> [Task description] Return every line of the data below that includes the string "JSON".

> [Supplied data]
========

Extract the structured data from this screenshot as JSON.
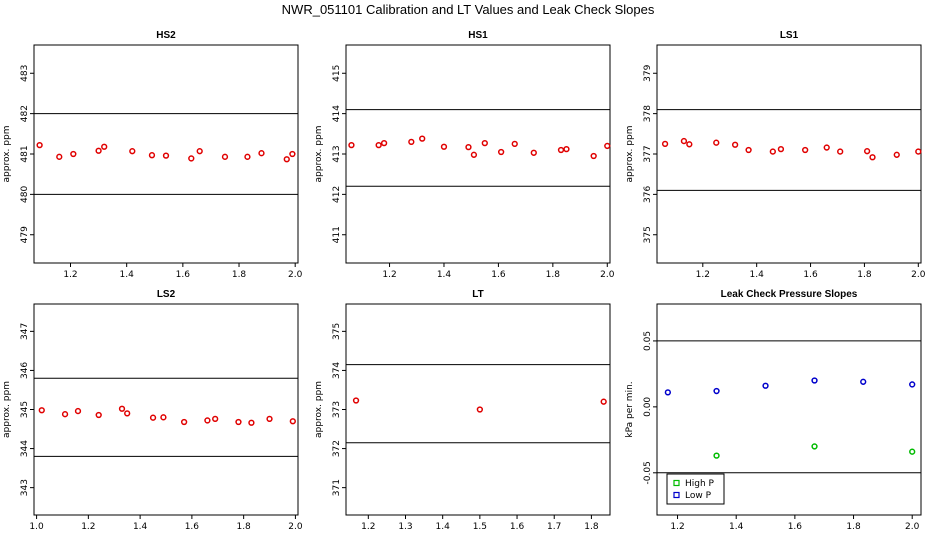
{
  "title": "NWR_051101  Calibration and LT Values and Leak Check Slopes",
  "chart_data": [
    {
      "type": "scatter",
      "title": "HS2",
      "xlabel": "",
      "ylabel": "approx. ppm",
      "xlim": [
        1.07,
        2.01
      ],
      "ylim": [
        478.3,
        483.7
      ],
      "xticks": [
        1.2,
        1.4,
        1.6,
        1.8,
        2.0
      ],
      "xtick_labels": [
        "1.2",
        "1.4",
        "1.6",
        "1.8",
        "2.0"
      ],
      "yticks": [
        479,
        480,
        481,
        482,
        483
      ],
      "ytick_labels": [
        "479",
        "480",
        "481",
        "482",
        "483"
      ],
      "hlines": [
        480.0,
        482.0
      ],
      "series": [
        {
          "color": "#e00000",
          "x": [
            1.09,
            1.16,
            1.21,
            1.3,
            1.32,
            1.42,
            1.49,
            1.54,
            1.63,
            1.66,
            1.75,
            1.83,
            1.88,
            1.97,
            1.99
          ],
          "y": [
            481.22,
            480.93,
            481.0,
            481.08,
            481.18,
            481.07,
            480.97,
            480.96,
            480.89,
            481.07,
            480.93,
            480.93,
            481.02,
            480.87,
            481.0
          ]
        }
      ]
    },
    {
      "type": "scatter",
      "title": "HS1",
      "xlabel": "",
      "ylabel": "approx. ppm",
      "xlim": [
        1.04,
        2.01
      ],
      "ylim": [
        410.3,
        415.7
      ],
      "xticks": [
        1.2,
        1.4,
        1.6,
        1.8,
        2.0
      ],
      "xtick_labels": [
        "1.2",
        "1.4",
        "1.6",
        "1.8",
        "2.0"
      ],
      "yticks": [
        411,
        412,
        413,
        414,
        415
      ],
      "ytick_labels": [
        "411",
        "412",
        "413",
        "414",
        "415"
      ],
      "hlines": [
        412.2,
        414.1
      ],
      "series": [
        {
          "color": "#e00000",
          "x": [
            1.06,
            1.16,
            1.18,
            1.28,
            1.32,
            1.4,
            1.49,
            1.51,
            1.55,
            1.61,
            1.66,
            1.73,
            1.83,
            1.85,
            1.95,
            2.0
          ],
          "y": [
            413.22,
            413.22,
            413.27,
            413.3,
            413.38,
            413.18,
            413.17,
            412.98,
            413.27,
            413.05,
            413.25,
            413.03,
            413.1,
            413.12,
            412.95,
            413.2
          ]
        }
      ]
    },
    {
      "type": "scatter",
      "title": "LS1",
      "xlabel": "",
      "ylabel": "approx. ppm",
      "xlim": [
        1.03,
        2.01
      ],
      "ylim": [
        374.3,
        379.7
      ],
      "xticks": [
        1.2,
        1.4,
        1.6,
        1.8,
        2.0
      ],
      "xtick_labels": [
        "1.2",
        "1.4",
        "1.6",
        "1.8",
        "2.0"
      ],
      "yticks": [
        375,
        376,
        377,
        378,
        379
      ],
      "ytick_labels": [
        "375",
        "376",
        "377",
        "378",
        "379"
      ],
      "hlines": [
        376.1,
        378.1
      ],
      "series": [
        {
          "color": "#e00000",
          "x": [
            1.06,
            1.13,
            1.15,
            1.25,
            1.32,
            1.37,
            1.46,
            1.49,
            1.58,
            1.66,
            1.71,
            1.81,
            1.83,
            1.92,
            2.0
          ],
          "y": [
            377.25,
            377.32,
            377.24,
            377.28,
            377.23,
            377.1,
            377.06,
            377.12,
            377.1,
            377.16,
            377.06,
            377.07,
            376.92,
            376.98,
            377.06
          ]
        }
      ]
    },
    {
      "type": "scatter",
      "title": "LS2",
      "xlabel": "",
      "ylabel": "approx. ppm",
      "xlim": [
        0.99,
        2.01
      ],
      "ylim": [
        342.3,
        347.7
      ],
      "xticks": [
        1.0,
        1.2,
        1.4,
        1.6,
        1.8,
        2.0
      ],
      "xtick_labels": [
        "1.0",
        "1.2",
        "1.4",
        "1.6",
        "1.8",
        "2.0"
      ],
      "yticks": [
        343,
        344,
        345,
        346,
        347
      ],
      "ytick_labels": [
        "343",
        "344",
        "345",
        "346",
        "347"
      ],
      "hlines": [
        343.8,
        345.8
      ],
      "series": [
        {
          "color": "#e00000",
          "x": [
            1.02,
            1.11,
            1.16,
            1.24,
            1.33,
            1.35,
            1.45,
            1.49,
            1.57,
            1.66,
            1.69,
            1.78,
            1.83,
            1.9,
            1.99
          ],
          "y": [
            344.98,
            344.88,
            344.96,
            344.86,
            345.02,
            344.9,
            344.79,
            344.8,
            344.68,
            344.72,
            344.76,
            344.68,
            344.66,
            344.76,
            344.7
          ]
        }
      ]
    },
    {
      "type": "scatter",
      "title": "LT",
      "xlabel": "",
      "ylabel": "approx. ppm",
      "xlim": [
        1.14,
        1.85
      ],
      "ylim": [
        370.3,
        375.7
      ],
      "xticks": [
        1.2,
        1.3,
        1.4,
        1.5,
        1.6,
        1.7,
        1.8
      ],
      "xtick_labels": [
        "1.2",
        "1.3",
        "1.4",
        "1.5",
        "1.6",
        "1.7",
        "1.8"
      ],
      "yticks": [
        371,
        372,
        373,
        374,
        375
      ],
      "ytick_labels": [
        "371",
        "372",
        "373",
        "374",
        "375"
      ],
      "hlines": [
        372.15,
        374.15
      ],
      "series": [
        {
          "color": "#e00000",
          "x": [
            1.167,
            1.5,
            1.833
          ],
          "y": [
            373.23,
            373.0,
            373.2
          ]
        }
      ]
    },
    {
      "type": "scatter",
      "title": "Leak Check Pressure Slopes",
      "xlabel": "",
      "ylabel": "kPa per min.",
      "xlim": [
        1.13,
        2.03
      ],
      "ylim": [
        -0.082,
        0.078
      ],
      "xticks": [
        1.2,
        1.4,
        1.6,
        1.8,
        2.0
      ],
      "xtick_labels": [
        "1.2",
        "1.4",
        "1.6",
        "1.8",
        "2.0"
      ],
      "yticks": [
        -0.05,
        0.0,
        0.05
      ],
      "ytick_labels": [
        "-0.05",
        "0.00",
        "0.05"
      ],
      "hlines": [
        -0.05,
        0.05
      ],
      "legend": {
        "position": "bottom-left",
        "entries": [
          "High P",
          "Low P"
        ]
      },
      "series": [
        {
          "name": "High P",
          "color": "#00bb00",
          "x": [
            1.333,
            1.667,
            2.0
          ],
          "y": [
            -0.037,
            -0.03,
            -0.034
          ]
        },
        {
          "name": "Low P",
          "color": "#0000cc",
          "x": [
            1.167,
            1.333,
            1.5,
            1.667,
            1.833,
            2.0
          ],
          "y": [
            0.011,
            0.012,
            0.016,
            0.02,
            0.019,
            0.017
          ]
        }
      ]
    }
  ]
}
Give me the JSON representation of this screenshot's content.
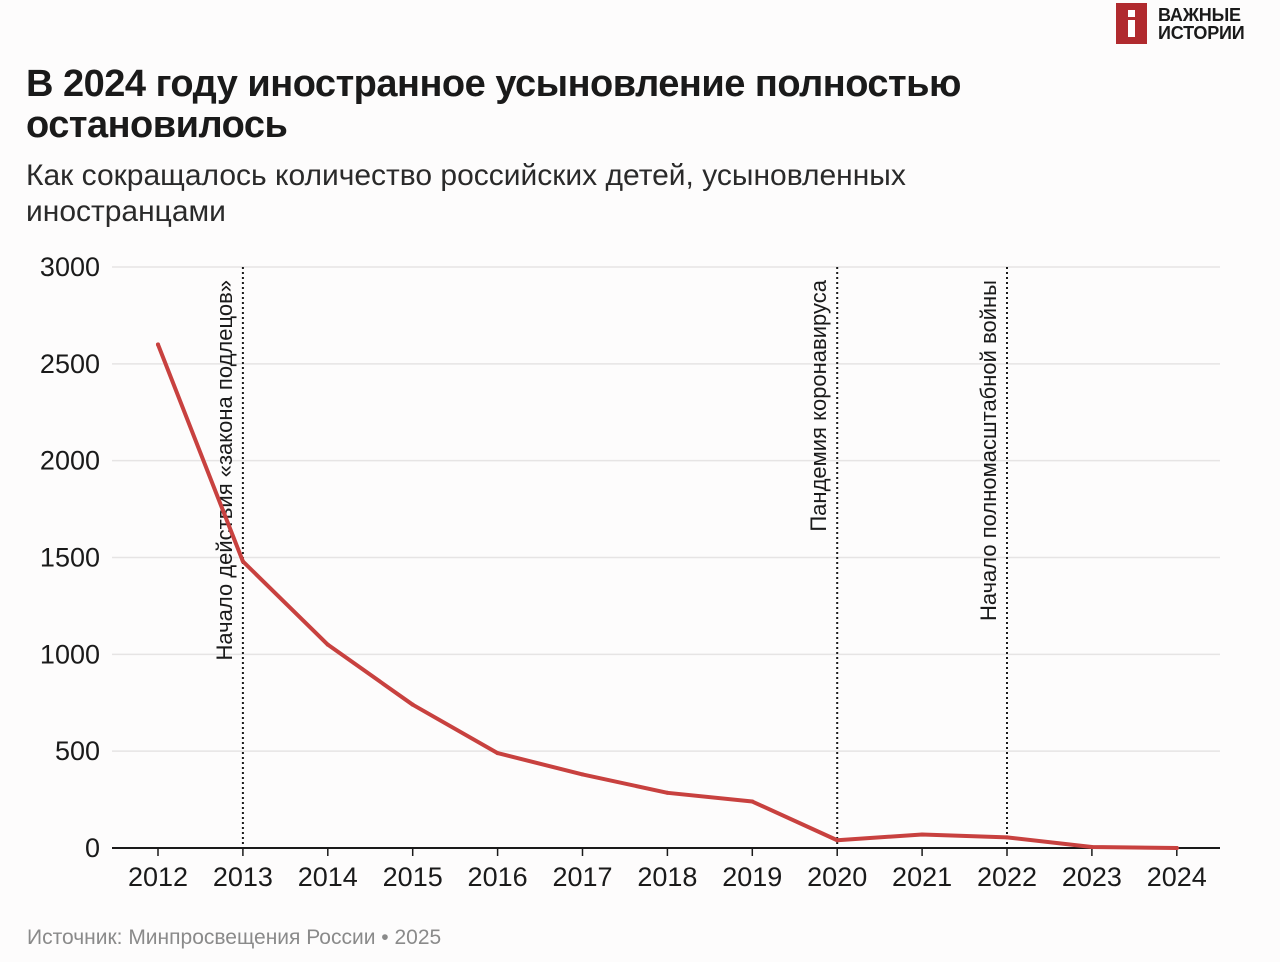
{
  "brand": {
    "mark": "i",
    "line1": "ВАЖНЫЕ",
    "line2": "ИСТОРИИ",
    "color": "#b02a2e"
  },
  "title": "В 2024 году иностранное усыновление полностью остановилось",
  "subtitle": "Как сокращалось количество российских детей, усыновленных иностранцами",
  "source": "Источник: Минпросвещения России • 2025",
  "chart_data": {
    "type": "line",
    "x": [
      "2012",
      "2013",
      "2014",
      "2015",
      "2016",
      "2017",
      "2018",
      "2019",
      "2020",
      "2021",
      "2022",
      "2023",
      "2024"
    ],
    "series": [
      {
        "values": [
          2600,
          1480,
          1050,
          740,
          490,
          380,
          285,
          240,
          40,
          70,
          55,
          5,
          0
        ],
        "color": "#c8413f"
      }
    ],
    "ylim": [
      0,
      3000
    ],
    "yticks": [
      0,
      500,
      1000,
      1500,
      2000,
      2500,
      3000
    ],
    "grid": true,
    "legend": "none",
    "annotations": [
      {
        "x": "2013",
        "text": "Начало действия «закона подлецов»"
      },
      {
        "x": "2020",
        "text": "Пандемия коронавируса"
      },
      {
        "x": "2022",
        "text": "Начало полномасштабной войны"
      }
    ]
  }
}
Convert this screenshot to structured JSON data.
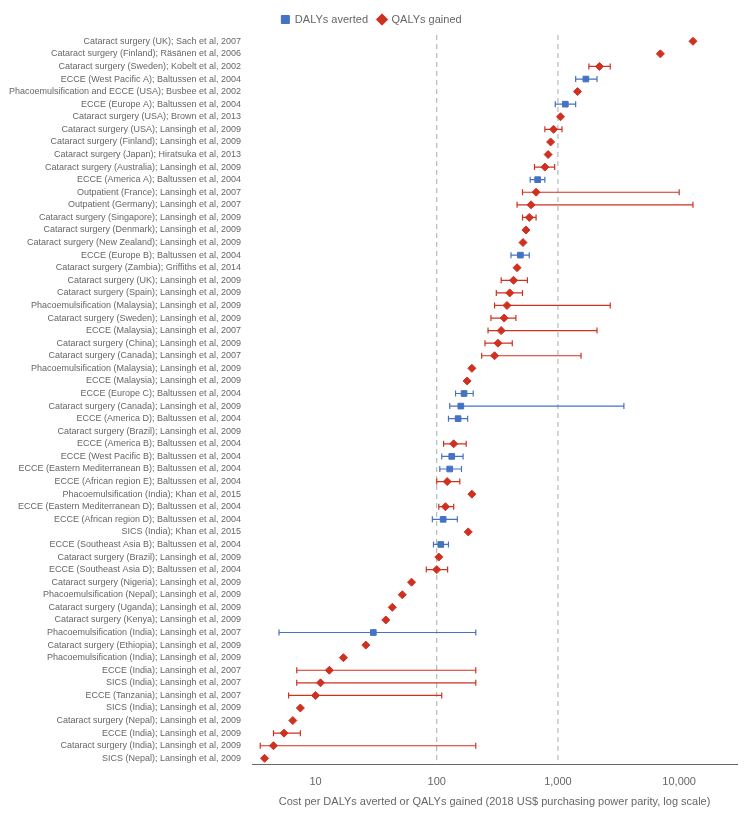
{
  "chart_data": {
    "type": "scatter",
    "orientation": "horizontal",
    "xlabel": "Cost per DALYs averted or QALYs gained (2018 US$ purchasing power parity, log scale)",
    "categories": [
      "Cataract surgery (UK); Sach et al, 2007",
      "Cataract surgery (Finland); Räsänen et al, 2006",
      "Cataract surgery (Sweden); Kobelt et al, 2002",
      "ECCE (West Pacific A); Baltussen et al, 2004",
      "Phacoemulsification and ECCE (USA); Busbee et al, 2002",
      "ECCE (Europe A); Baltussen et al, 2004",
      "Cataract surgery (USA); Brown et al, 2013",
      "Cataract surgery (USA); Lansingh et al, 2009",
      "Cataract surgery (Finland); Lansingh et al, 2009",
      "Cataract surgery (Japan); Hiratsuka et al, 2013",
      "Cataract surgery (Australia); Lansingh et al, 2009",
      "ECCE (America A); Baltussen et al, 2004",
      "Outpatient (France); Lansingh et al, 2007",
      "Outpatient (Germany); Lansingh et al, 2007",
      "Cataract surgery (Singapore); Lansingh et al, 2009",
      "Cataract surgery (Denmark); Lansingh et al, 2009",
      "Cataract surgery (New Zealand); Lansingh et al, 2009",
      "ECCE (Europe B); Baltussen et al, 2004",
      "Cataract surgery (Zambia); Griffiths et al, 2014",
      "Cataract surgery (UK); Lansingh et al, 2009",
      "Cataract surgery (Spain); Lansingh et al, 2009",
      "Phacoemulsification (Malaysia); Lansingh et al, 2009",
      "Cataract surgery (Sweden); Lansingh et al, 2009",
      "ECCE (Malaysia); Lansingh et al, 2007",
      "Cataract surgery (China); Lansingh et al, 2009",
      "Cataract surgery (Canada); Lansingh et al, 2007",
      "Phacoemulsification (Malaysia); Lansingh et al, 2009",
      "ECCE (Malaysia); Lansingh et al, 2009",
      "ECCE (Europe C); Baltussen et al, 2004",
      "Cataract surgery (Canada); Lansingh et al, 2009",
      "ECCE (America D); Baltussen et al, 2004",
      "Cataract surgery (Brazil); Lansingh et al, 2009",
      "ECCE (America B); Baltussen et al, 2004",
      "ECCE (West Pacific B); Baltussen et al, 2004",
      "ECCE (Eastern Mediterranean B); Baltussen et al, 2004",
      "ECCE (African region E); Baltussen et al, 2004",
      "Phacoemulsification (India); Khan et al, 2015",
      "ECCE (Eastern Mediterranean D); Baltussen et al, 2004",
      "ECCE (African region D); Baltussen et al, 2004",
      "SICS (India); Khan et al, 2015",
      "ECCE (Southeast Asia B); Baltussen et al, 2004",
      "Cataract surgery (Brazil); Lansingh et al, 2009",
      "ECCE (Southeast Asia D); Baltussen et al, 2004",
      "Cataract surgery (Nigeria); Lansingh et al, 2009",
      "Phacoemulsification (Nepal); Lansingh et al, 2009",
      "Cataract surgery (Uganda); Lansingh et al, 2009",
      "Cataract surgery (Kenya); Lansingh et al, 2009",
      "Phacoemulsification (India); Lansingh et al, 2007",
      "Cataract surgery (Ethiopia); Lansingh et al, 2009",
      "Phacoemulsification (India); Lansingh et al, 2009",
      "ECCE (India); Lansingh et al, 2007",
      "SICS (India); Lansingh et al, 2007",
      "ECCE (Tanzania); Lansingh et al, 2007",
      "SICS (India); Lansingh et al, 2009",
      "Cataract surgery (Nepal); Lansingh et al, 2009",
      "ECCE (India); Lansingh et al, 2009",
      "Cataract surgery (India); Lansingh et al, 2009",
      "SICS (Nepal); Lansingh et al, 2009"
    ],
    "series": [
      {
        "name": "DALYs averted",
        "color": "#4472c4",
        "marker": "square",
        "values": [
          null,
          null,
          null,
          1700,
          null,
          1150,
          null,
          null,
          null,
          null,
          null,
          680,
          null,
          null,
          null,
          null,
          null,
          490,
          null,
          null,
          null,
          null,
          null,
          null,
          null,
          null,
          null,
          null,
          168,
          158,
          150,
          null,
          null,
          133,
          128,
          null,
          null,
          null,
          113,
          null,
          108,
          null,
          null,
          null,
          null,
          null,
          null,
          30,
          null,
          null,
          null,
          null,
          null,
          null,
          null,
          null,
          null,
          null
        ],
        "lo": [
          null,
          null,
          null,
          1400,
          null,
          950,
          null,
          null,
          null,
          null,
          null,
          590,
          null,
          null,
          null,
          null,
          null,
          410,
          null,
          null,
          null,
          null,
          null,
          null,
          null,
          null,
          null,
          null,
          143,
          128,
          125,
          null,
          null,
          110,
          106,
          null,
          null,
          null,
          92,
          null,
          94,
          null,
          null,
          null,
          null,
          null,
          null,
          5,
          null,
          null,
          null,
          null,
          null,
          null,
          null,
          null,
          null,
          null
        ],
        "hi": [
          null,
          null,
          null,
          2100,
          null,
          1400,
          null,
          null,
          null,
          null,
          null,
          780,
          null,
          null,
          null,
          null,
          null,
          580,
          null,
          null,
          null,
          null,
          null,
          null,
          null,
          null,
          null,
          null,
          200,
          3500,
          180,
          null,
          null,
          165,
          160,
          null,
          null,
          null,
          148,
          null,
          125,
          null,
          null,
          null,
          null,
          null,
          null,
          210,
          null,
          null,
          null,
          null,
          null,
          null,
          null,
          null,
          null,
          null
        ]
      },
      {
        "name": "QALYs gained",
        "color": "#d03020",
        "marker": "diamond",
        "values": [
          13000,
          7000,
          2200,
          null,
          1450,
          null,
          1050,
          920,
          870,
          830,
          780,
          null,
          660,
          600,
          580,
          545,
          515,
          null,
          460,
          430,
          400,
          380,
          360,
          340,
          320,
          300,
          195,
          178,
          null,
          null,
          null,
          null,
          138,
          null,
          null,
          122,
          195,
          118,
          null,
          182,
          null,
          104,
          100,
          62,
          52,
          43,
          38,
          null,
          26,
          17,
          13,
          11,
          10,
          7.5,
          6.5,
          5.5,
          4.5,
          3.8
        ],
        "lo": [
          null,
          null,
          1800,
          null,
          null,
          null,
          null,
          780,
          null,
          null,
          640,
          null,
          510,
          460,
          510,
          null,
          null,
          null,
          null,
          340,
          310,
          300,
          280,
          265,
          250,
          235,
          null,
          null,
          null,
          null,
          null,
          null,
          114,
          null,
          null,
          100,
          null,
          104,
          null,
          null,
          null,
          null,
          82,
          null,
          null,
          null,
          null,
          null,
          null,
          null,
          7,
          7,
          6,
          null,
          null,
          4.5,
          3.5,
          null
        ],
        "hi": [
          null,
          null,
          2700,
          null,
          null,
          null,
          null,
          1080,
          null,
          null,
          940,
          null,
          10000,
          13000,
          660,
          null,
          null,
          null,
          null,
          560,
          510,
          2700,
          450,
          2100,
          420,
          1550,
          null,
          null,
          null,
          null,
          null,
          null,
          175,
          null,
          null,
          155,
          null,
          138,
          null,
          null,
          null,
          null,
          123,
          null,
          null,
          null,
          null,
          null,
          null,
          null,
          210,
          210,
          110,
          null,
          null,
          7.5,
          210,
          null
        ]
      }
    ],
    "log": "x",
    "xlim": [
      3,
      30000
    ],
    "xticks": [
      10,
      100,
      {
        "value": 1000,
        "label": "1,000"
      },
      {
        "value": 10000,
        "label": "10,000"
      }
    ],
    "grid": false,
    "vlines": [
      100,
      1000
    ],
    "legend": "top"
  }
}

========

> [Solution below]
Extract the structured data from this screenshot as JSON.
Give me the JSON representation of this screenshot's content.
Convert this screenshot to structured JSON data.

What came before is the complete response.